▶ _To be done_
Repeat the entries from the line containing "15, 122, 28]" through the line containing "54, 68, 80]", including both of those lines, with no changes.

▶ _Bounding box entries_
____________

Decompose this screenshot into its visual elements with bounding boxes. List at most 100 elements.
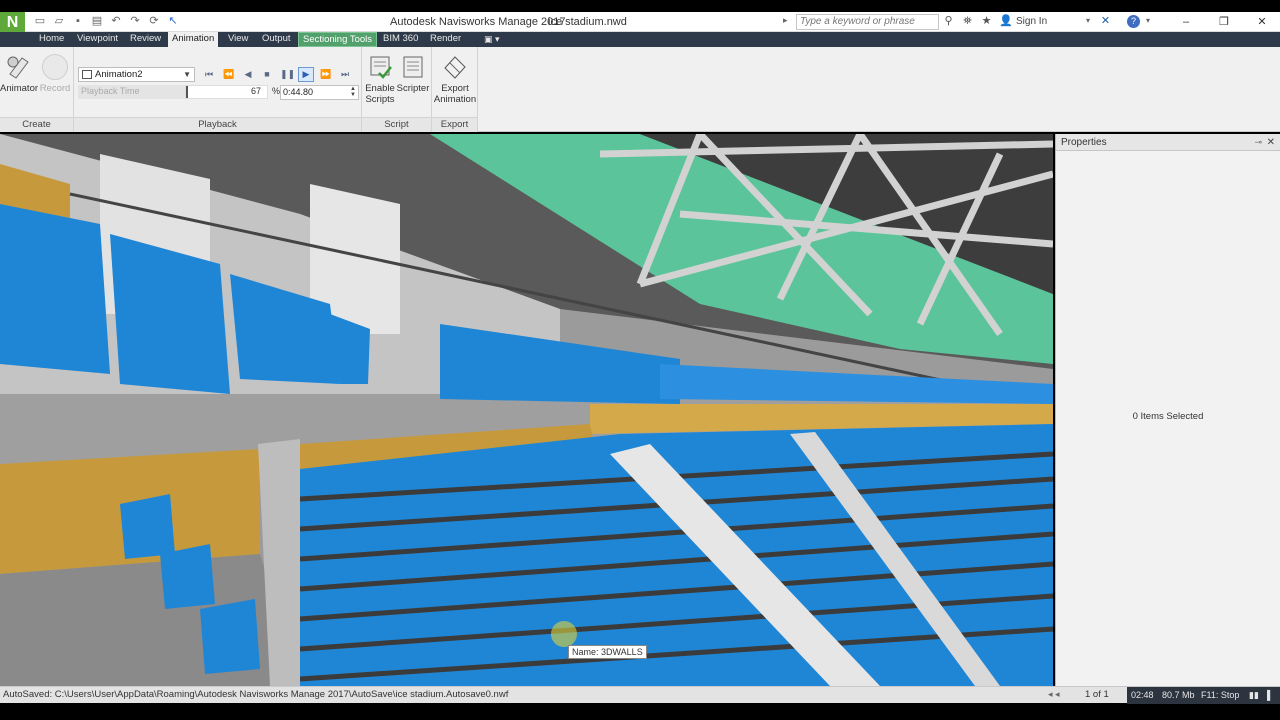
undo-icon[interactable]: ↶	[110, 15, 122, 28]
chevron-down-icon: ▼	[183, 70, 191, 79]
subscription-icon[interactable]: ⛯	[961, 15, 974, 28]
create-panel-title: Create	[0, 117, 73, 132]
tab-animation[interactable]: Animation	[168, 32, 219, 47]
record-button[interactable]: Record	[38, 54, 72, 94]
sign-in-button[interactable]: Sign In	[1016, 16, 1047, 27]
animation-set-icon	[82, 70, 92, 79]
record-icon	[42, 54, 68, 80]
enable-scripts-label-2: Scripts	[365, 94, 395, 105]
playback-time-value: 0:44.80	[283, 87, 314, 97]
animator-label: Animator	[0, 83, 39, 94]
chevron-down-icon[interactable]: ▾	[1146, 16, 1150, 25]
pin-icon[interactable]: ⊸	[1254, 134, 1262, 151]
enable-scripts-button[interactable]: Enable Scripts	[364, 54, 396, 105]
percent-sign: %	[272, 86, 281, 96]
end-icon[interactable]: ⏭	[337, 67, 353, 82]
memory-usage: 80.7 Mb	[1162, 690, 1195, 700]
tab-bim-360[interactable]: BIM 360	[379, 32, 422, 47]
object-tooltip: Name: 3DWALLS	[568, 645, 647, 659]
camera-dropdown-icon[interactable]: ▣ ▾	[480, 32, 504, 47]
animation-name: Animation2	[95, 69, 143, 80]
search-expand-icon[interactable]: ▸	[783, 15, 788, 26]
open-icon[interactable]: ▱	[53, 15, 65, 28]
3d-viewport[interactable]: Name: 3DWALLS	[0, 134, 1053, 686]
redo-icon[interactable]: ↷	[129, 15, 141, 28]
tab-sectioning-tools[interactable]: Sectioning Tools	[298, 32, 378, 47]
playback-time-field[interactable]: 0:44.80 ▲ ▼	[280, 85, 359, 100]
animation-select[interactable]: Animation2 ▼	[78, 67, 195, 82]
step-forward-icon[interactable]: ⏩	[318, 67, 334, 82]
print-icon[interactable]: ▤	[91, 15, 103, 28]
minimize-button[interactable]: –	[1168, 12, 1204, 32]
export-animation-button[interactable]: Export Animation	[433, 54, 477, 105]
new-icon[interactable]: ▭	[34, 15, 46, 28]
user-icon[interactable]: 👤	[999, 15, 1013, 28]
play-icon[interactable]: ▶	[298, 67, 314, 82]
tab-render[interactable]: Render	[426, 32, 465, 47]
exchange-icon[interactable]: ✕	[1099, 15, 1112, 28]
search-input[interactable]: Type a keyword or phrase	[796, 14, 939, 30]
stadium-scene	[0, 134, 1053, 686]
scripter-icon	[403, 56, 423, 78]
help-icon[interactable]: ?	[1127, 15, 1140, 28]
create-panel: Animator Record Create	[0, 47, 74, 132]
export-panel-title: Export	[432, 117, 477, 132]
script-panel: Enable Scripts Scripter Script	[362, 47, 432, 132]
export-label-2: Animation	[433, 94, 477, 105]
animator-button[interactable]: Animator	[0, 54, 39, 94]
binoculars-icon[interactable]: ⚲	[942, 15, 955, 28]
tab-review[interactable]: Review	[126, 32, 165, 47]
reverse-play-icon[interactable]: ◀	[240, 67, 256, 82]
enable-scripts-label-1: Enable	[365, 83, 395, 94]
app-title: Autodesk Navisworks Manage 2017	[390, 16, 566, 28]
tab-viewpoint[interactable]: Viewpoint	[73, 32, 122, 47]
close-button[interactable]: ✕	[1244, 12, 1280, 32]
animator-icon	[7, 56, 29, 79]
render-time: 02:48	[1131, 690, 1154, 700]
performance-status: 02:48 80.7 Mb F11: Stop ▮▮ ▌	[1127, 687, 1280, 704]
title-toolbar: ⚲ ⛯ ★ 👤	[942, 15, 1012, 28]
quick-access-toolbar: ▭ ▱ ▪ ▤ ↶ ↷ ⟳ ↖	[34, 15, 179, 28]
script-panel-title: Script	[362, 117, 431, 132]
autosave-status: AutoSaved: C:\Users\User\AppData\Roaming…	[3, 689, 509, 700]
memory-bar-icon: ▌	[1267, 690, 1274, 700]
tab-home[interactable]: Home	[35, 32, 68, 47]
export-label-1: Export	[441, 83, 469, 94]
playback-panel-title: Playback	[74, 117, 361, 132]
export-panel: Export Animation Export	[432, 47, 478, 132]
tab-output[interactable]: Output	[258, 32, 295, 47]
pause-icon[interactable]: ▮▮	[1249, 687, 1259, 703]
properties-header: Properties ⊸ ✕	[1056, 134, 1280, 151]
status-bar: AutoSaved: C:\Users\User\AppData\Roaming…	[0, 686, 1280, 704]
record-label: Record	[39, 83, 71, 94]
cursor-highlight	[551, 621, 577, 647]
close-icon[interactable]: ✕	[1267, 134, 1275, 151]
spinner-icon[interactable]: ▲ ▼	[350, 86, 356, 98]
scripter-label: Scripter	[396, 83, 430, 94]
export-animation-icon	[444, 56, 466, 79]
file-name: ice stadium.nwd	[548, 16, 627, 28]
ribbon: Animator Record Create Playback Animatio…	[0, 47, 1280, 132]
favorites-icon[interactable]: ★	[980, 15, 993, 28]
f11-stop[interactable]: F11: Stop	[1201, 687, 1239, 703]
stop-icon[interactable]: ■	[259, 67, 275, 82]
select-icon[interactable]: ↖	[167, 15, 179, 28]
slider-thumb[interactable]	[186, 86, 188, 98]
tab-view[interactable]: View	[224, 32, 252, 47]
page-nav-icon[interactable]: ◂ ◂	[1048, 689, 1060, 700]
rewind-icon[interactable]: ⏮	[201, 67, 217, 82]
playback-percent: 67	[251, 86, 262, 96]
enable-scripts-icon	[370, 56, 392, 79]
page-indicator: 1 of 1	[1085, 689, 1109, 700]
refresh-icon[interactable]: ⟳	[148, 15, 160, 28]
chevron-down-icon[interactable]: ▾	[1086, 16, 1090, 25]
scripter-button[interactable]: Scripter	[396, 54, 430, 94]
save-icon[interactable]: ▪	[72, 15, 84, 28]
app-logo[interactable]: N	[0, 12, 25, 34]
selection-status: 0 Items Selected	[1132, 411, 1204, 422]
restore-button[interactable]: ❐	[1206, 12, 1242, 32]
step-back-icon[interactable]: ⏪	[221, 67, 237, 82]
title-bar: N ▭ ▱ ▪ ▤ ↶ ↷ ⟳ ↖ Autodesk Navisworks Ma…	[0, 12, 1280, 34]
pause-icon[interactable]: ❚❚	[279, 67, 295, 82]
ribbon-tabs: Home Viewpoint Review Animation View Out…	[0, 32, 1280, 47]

____________

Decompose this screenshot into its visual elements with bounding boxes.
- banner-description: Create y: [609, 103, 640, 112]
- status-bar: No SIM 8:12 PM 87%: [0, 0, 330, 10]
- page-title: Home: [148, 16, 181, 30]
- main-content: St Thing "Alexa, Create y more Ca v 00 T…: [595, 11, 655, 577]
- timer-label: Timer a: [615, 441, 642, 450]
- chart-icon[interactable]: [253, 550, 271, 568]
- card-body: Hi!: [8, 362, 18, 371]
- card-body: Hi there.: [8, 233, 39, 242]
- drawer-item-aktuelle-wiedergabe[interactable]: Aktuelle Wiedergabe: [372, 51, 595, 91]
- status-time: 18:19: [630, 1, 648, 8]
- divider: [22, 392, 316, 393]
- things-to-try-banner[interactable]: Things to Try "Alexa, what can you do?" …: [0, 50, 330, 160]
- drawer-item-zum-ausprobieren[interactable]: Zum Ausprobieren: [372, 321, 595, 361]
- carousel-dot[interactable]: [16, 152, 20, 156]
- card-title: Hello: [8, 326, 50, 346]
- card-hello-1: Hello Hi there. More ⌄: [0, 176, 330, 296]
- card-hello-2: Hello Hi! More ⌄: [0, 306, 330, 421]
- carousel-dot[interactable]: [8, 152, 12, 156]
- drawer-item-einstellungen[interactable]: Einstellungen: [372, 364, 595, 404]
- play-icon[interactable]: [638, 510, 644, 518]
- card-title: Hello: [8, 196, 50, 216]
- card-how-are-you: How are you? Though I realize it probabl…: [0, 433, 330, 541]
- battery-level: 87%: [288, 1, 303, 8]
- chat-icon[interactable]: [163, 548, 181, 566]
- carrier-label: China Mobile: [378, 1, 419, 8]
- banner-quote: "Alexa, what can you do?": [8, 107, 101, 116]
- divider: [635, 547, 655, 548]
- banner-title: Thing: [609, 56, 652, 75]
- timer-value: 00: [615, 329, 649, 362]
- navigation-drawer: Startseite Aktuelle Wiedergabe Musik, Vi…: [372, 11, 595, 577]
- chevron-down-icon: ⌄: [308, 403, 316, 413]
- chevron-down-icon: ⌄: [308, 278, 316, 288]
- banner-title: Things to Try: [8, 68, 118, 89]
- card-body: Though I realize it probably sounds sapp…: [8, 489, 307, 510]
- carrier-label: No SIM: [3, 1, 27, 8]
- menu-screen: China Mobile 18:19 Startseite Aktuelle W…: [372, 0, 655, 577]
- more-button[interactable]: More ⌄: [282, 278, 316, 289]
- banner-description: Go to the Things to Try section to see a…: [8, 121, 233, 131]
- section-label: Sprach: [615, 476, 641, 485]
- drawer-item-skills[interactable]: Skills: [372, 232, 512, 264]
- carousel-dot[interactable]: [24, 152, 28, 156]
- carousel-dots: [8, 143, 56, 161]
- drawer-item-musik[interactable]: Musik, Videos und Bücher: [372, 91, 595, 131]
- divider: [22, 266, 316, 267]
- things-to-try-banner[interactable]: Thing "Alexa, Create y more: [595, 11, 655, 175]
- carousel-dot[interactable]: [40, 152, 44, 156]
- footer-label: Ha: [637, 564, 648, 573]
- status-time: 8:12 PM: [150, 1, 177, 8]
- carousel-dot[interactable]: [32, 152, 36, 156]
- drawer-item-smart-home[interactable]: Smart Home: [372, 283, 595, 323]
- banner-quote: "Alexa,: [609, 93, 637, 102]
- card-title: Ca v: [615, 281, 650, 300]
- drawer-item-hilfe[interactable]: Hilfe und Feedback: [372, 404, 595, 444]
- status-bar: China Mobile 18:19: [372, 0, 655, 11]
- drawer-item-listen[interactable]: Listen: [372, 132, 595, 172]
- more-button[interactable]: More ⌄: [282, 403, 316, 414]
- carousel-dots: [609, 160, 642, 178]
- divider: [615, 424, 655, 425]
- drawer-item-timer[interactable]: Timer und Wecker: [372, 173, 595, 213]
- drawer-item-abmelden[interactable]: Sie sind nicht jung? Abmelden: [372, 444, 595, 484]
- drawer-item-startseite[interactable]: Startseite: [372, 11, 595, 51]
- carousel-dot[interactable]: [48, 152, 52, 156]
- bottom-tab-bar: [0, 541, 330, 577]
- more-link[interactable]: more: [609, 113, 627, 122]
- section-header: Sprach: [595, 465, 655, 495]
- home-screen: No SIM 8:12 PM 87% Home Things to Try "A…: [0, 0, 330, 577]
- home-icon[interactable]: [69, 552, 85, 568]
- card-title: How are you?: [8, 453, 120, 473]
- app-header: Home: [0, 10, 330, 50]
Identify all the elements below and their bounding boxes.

____________

▶ _Solution_
undo-icon[interactable]: ↶	[110, 15, 122, 28]
chevron-down-icon: ▼	[183, 70, 191, 79]
subscription-icon[interactable]: ⛯	[961, 15, 974, 28]
create-panel-title: Create	[0, 117, 73, 132]
tab-animation[interactable]: Animation	[168, 32, 219, 47]
record-button[interactable]: Record	[38, 54, 72, 94]
sign-in-button[interactable]: Sign In	[1016, 16, 1047, 27]
animation-set-icon	[82, 70, 92, 79]
record-icon	[42, 54, 68, 80]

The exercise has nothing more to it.